§ Set problem
Reproduce the records exactly.

Data extracted from a collection
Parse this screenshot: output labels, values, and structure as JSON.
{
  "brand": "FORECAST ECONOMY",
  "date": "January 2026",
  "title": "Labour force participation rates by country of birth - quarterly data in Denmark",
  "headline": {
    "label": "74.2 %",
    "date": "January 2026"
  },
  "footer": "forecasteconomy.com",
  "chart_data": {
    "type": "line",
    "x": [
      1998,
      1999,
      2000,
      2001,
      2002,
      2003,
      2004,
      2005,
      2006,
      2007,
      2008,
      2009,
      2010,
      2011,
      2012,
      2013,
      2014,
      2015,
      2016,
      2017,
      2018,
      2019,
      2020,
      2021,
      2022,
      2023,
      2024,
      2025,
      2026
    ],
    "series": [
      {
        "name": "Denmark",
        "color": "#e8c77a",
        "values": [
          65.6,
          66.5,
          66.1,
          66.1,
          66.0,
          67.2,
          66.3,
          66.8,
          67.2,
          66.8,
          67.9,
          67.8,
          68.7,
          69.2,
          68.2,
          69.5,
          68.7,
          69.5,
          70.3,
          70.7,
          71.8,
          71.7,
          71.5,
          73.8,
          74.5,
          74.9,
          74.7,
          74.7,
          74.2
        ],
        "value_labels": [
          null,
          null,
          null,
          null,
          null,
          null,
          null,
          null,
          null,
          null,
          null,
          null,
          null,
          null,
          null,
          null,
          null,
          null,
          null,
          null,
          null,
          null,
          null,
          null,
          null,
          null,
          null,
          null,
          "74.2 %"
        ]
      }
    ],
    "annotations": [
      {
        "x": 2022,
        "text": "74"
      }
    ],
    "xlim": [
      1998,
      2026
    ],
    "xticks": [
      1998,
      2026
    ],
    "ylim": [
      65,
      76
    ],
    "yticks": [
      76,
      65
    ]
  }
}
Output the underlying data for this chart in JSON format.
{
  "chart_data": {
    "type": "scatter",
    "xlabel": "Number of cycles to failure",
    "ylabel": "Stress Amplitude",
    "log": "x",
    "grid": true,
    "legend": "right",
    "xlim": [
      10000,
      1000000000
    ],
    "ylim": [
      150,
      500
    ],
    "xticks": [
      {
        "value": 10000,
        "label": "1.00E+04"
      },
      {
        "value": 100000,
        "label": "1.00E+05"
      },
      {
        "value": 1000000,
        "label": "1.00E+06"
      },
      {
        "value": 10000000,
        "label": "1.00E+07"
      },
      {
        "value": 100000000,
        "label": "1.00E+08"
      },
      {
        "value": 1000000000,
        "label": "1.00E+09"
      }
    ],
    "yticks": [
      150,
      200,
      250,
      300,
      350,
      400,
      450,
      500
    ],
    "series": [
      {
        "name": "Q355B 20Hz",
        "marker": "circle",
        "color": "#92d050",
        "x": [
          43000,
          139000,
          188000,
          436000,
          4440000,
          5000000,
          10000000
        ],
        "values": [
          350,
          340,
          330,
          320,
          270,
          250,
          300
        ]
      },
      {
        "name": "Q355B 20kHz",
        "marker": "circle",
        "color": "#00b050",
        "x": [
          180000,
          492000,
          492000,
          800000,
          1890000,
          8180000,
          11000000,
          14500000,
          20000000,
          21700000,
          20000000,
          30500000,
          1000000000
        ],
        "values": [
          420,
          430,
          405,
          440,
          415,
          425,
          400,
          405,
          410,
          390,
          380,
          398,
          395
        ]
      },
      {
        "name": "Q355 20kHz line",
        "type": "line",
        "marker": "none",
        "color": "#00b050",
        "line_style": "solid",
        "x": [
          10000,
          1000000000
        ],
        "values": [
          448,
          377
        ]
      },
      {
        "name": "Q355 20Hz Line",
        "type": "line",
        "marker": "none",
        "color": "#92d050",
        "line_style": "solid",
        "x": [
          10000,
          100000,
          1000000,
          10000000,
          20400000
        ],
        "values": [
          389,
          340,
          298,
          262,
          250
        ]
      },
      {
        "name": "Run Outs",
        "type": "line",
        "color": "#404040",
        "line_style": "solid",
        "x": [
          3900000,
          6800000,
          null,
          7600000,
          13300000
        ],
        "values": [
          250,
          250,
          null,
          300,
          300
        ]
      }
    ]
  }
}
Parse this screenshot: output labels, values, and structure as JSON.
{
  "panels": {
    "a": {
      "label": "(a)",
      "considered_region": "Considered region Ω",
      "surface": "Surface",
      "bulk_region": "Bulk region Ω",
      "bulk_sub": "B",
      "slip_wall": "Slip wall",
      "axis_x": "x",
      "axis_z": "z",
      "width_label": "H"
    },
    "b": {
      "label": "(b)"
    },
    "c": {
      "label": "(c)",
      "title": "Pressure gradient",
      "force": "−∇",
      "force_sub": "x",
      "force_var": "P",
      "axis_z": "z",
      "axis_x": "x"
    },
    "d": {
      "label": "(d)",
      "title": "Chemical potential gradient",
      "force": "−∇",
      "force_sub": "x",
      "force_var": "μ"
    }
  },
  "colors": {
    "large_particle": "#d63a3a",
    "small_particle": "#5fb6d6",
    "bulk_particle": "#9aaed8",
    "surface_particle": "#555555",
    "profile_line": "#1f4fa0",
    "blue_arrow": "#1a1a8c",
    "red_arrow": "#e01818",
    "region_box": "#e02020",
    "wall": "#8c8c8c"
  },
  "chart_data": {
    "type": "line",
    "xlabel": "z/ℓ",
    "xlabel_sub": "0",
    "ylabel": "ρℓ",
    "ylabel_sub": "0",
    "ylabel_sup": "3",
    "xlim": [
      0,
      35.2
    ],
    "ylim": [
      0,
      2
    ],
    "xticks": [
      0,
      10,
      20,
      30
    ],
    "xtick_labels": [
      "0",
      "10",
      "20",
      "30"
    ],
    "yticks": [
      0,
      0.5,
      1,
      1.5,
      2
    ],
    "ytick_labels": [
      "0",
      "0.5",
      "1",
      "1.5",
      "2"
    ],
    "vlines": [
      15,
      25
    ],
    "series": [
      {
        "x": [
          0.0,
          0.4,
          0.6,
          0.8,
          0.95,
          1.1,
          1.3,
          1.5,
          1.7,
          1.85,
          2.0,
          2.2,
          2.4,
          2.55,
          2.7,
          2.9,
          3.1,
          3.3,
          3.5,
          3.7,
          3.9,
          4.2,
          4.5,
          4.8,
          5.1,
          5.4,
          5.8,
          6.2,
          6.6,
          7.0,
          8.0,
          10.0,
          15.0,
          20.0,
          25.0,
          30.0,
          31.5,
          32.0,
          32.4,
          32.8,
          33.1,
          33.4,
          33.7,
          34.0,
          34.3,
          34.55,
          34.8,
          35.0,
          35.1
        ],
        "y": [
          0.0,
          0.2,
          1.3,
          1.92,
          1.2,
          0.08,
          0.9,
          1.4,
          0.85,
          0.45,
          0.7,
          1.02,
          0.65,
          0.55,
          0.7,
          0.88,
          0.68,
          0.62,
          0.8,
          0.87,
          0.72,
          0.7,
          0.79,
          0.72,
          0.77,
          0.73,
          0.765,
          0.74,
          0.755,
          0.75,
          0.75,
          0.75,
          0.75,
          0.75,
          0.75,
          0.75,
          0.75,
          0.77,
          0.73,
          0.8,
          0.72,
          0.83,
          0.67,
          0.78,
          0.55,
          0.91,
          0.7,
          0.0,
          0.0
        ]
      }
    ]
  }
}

§ Written solution
Parse this screenshot: output labels, values, and structure as JSON.
{
  "brand": "FORECAST ECONOMY",
  "date": "January 2026",
  "title": "Labour force participation rates by country of birth - quarterly data in Denmark",
  "headline": {
    "label": "74.2 %",
    "date": "January 2026"
  },
  "footer": "forecasteconomy.com",
  "chart_data": {
    "type": "line",
    "x": [
      1998,
      1999,
      2000,
      2001,
      2002,
      2003,
      2004,
      2005,
      2006,
      2007,
      2008,
      2009,
      2010,
      2011,
      2012,
      2013,
      2014,
      2015,
      2016,
      2017,
      2018,
      2019,
      2020,
      2021,
      2022,
      2023,
      2024,
      2025,
      2026
    ],
    "series": [
      {
        "name": "Denmark",
        "color": "#e8c77a",
        "values": [
          65.6,
          66.5,
          66.1,
          66.1,
          66.0,
          67.2,
          66.3,
          66.8,
          67.2,
          66.8,
          67.9,
          67.8,
          68.7,
          69.2,
          68.2,
          69.5,
          68.7,
          69.5,
          70.3,
          70.7,
          71.8,
          71.7,
          71.5,
          73.8,
          74.5,
          74.9,
          74.7,
          74.7,
          74.2
        ],
        "value_labels": [
          null,
          null,
          null,
          null,
          null,
          null,
          null,
          null,
          null,
          null,
          null,
          null,
          null,
          null,
          null,
          null,
          null,
          null,
          null,
          null,
          null,
          null,
          null,
          null,
          null,
          null,
          null,
          null,
          "74.2 %"
        ]
      }
    ],
    "annotations": [
      {
        "x": 2022,
        "text": "74"
      }
    ],
    "xlim": [
      1998,
      2026
    ],
    "xticks": [
      1998,
      2026
    ],
    "ylim": [
      65,
      76
    ],
    "yticks": [
      76,
      65
    ]
  }
}
Output the underlying data for this chart in JSON format.
{
  "chart_data": {
    "type": "scatter",
    "xlabel": "Number of cycles to failure",
    "ylabel": "Stress Amplitude",
    "log": "x",
    "grid": true,
    "legend": "right",
    "xlim": [
      10000,
      1000000000
    ],
    "ylim": [
      150,
      500
    ],
    "xticks": [
      {
        "value": 10000,
        "label": "1.00E+04"
      },
      {
        "value": 100000,
        "label": "1.00E+05"
      },
      {
        "value": 1000000,
        "label": "1.00E+06"
      },
      {
        "value": 10000000,
        "label": "1.00E+07"
      },
      {
        "value": 100000000,
        "label": "1.00E+08"
      },
      {
        "value": 1000000000,
        "label": "1.00E+09"
      }
    ],
    "yticks": [
      150,
      200,
      250,
      300,
      350,
      400,
      450,
      500
    ],
    "series": [
      {
        "name": "Q355B 20Hz",
        "marker": "circle",
        "color": "#92d050",
        "x": [
          43000,
          139000,
          188000,
          436000,
          4440000,
          5000000,
          10000000
        ],
        "values": [
          350,
          340,
          330,
          320,
          270,
          250,
          300
        ]
      },
      {
        "name": "Q355B 20kHz",
        "marker": "circle",
        "color": "#00b050",
        "x": [
          180000,
          492000,
          492000,
          800000,
          1890000,
          8180000,
          11000000,
          14500000,
          20000000,
          21700000,
          20000000,
          30500000,
          1000000000
        ],
        "values": [
          420,
          430,
          405,
          440,
          415,
          425,
          400,
          405,
          410,
          390,
          380,
          398,
          395
        ]
      },
      {
        "name": "Q355 20kHz line",
        "type": "line",
        "marker": "none",
        "color": "#00b050",
        "line_style": "solid",
        "x": [
          10000,
          1000000000
        ],
        "values": [
          448,
          377
        ]
      },
      {
        "name": "Q355 20Hz Line",
        "type": "line",
        "marker": "none",
        "color": "#92d050",
        "line_style": "solid",
        "x": [
          10000,
          100000,
          1000000,
          10000000,
          20400000
        ],
        "values": [
          389,
          340,
          298,
          262,
          250
        ]
      },
      {
        "name": "Run Outs",
        "type": "line",
        "color": "#404040",
        "line_style": "solid",
        "x": [
          3900000,
          6800000,
          null,
          7600000,
          13300000
        ],
        "values": [
          250,
          250,
          null,
          300,
          300
        ]
      }
    ]
  }
}
Parse this screenshot: output labels, values, and structure as JSON.
{
  "panels": {
    "a": {
      "label": "(a)",
      "considered_region": "Considered region Ω",
      "surface": "Surface",
      "bulk_region": "Bulk region Ω",
      "bulk_sub": "B",
      "slip_wall": "Slip wall",
      "axis_x": "x",
      "axis_z": "z",
      "width_label": "H"
    },
    "b": {
      "label": "(b)"
    },
    "c": {
      "label": "(c)",
      "title": "Pressure gradient",
      "force": "−∇",
      "force_sub": "x",
      "force_var": "P",
      "axis_z": "z",
      "axis_x": "x"
    },
    "d": {
      "label": "(d)",
      "title": "Chemical potential gradient",
      "force": "−∇",
      "force_sub": "x",
      "force_var": "μ"
    }
  },
  "colors": {
    "large_particle": "#d63a3a",
    "small_particle": "#5fb6d6",
    "bulk_particle": "#9aaed8",
    "surface_particle": "#555555",
    "profile_line": "#1f4fa0",
    "blue_arrow": "#1a1a8c",
    "red_arrow": "#e01818",
    "region_box": "#e02020",
    "wall": "#8c8c8c"
  },
  "chart_data": {
    "type": "line",
    "xlabel": "z/ℓ",
    "xlabel_sub": "0",
    "ylabel": "ρℓ",
    "ylabel_sub": "0",
    "ylabel_sup": "3",
    "xlim": [
      0,
      35.2
    ],
    "ylim": [
      0,
      2
    ],
    "xticks": [
      0,
      10,
      20,
      30
    ],
    "xtick_labels": [
      "0",
      "10",
      "20",
      "30"
    ],
    "yticks": [
      0,
      0.5,
      1,
      1.5,
      2
    ],
    "ytick_labels": [
      "0",
      "0.5",
      "1",
      "1.5",
      "2"
    ],
    "vlines": [
      15,
      25
    ],
    "series": [
      {
        "x": [
          0.0,
          0.4,
          0.6,
          0.8,
          0.95,
          1.1,
          1.3,
          1.5,
          1.7,
          1.85,
          2.0,
          2.2,
          2.4,
          2.55,
          2.7,
          2.9,
          3.1,
          3.3,
          3.5,
          3.7,
          3.9,
          4.2,
          4.5,
          4.8,
          5.1,
          5.4,
          5.8,
          6.2,
          6.6,
          7.0,
          8.0,
          10.0,
          15.0,
          20.0,
          25.0,
          30.0,
          31.5,
          32.0,
          32.4,
          32.8,
          33.1,
          33.4,
          33.7,
          34.0,
          34.3,
          34.55,
          34.8,
          35.0,
          35.1
        ],
        "y": [
          0.0,
          0.2,
          1.3,
          1.92,
          1.2,
          0.08,
          0.9,
          1.4,
          0.85,
          0.45,
          0.7,
          1.02,
          0.65,
          0.55,
          0.7,
          0.88,
          0.68,
          0.62,
          0.8,
          0.87,
          0.72,
          0.7,
          0.79,
          0.72,
          0.77,
          0.73,
          0.765,
          0.74,
          0.755,
          0.75,
          0.75,
          0.75,
          0.75,
          0.75,
          0.75,
          0.75,
          0.75,
          0.77,
          0.73,
          0.8,
          0.72,
          0.83,
          0.67,
          0.78,
          0.55,
          0.91,
          0.7,
          0.0,
          0.0
        ]
      }
    ]
  }
}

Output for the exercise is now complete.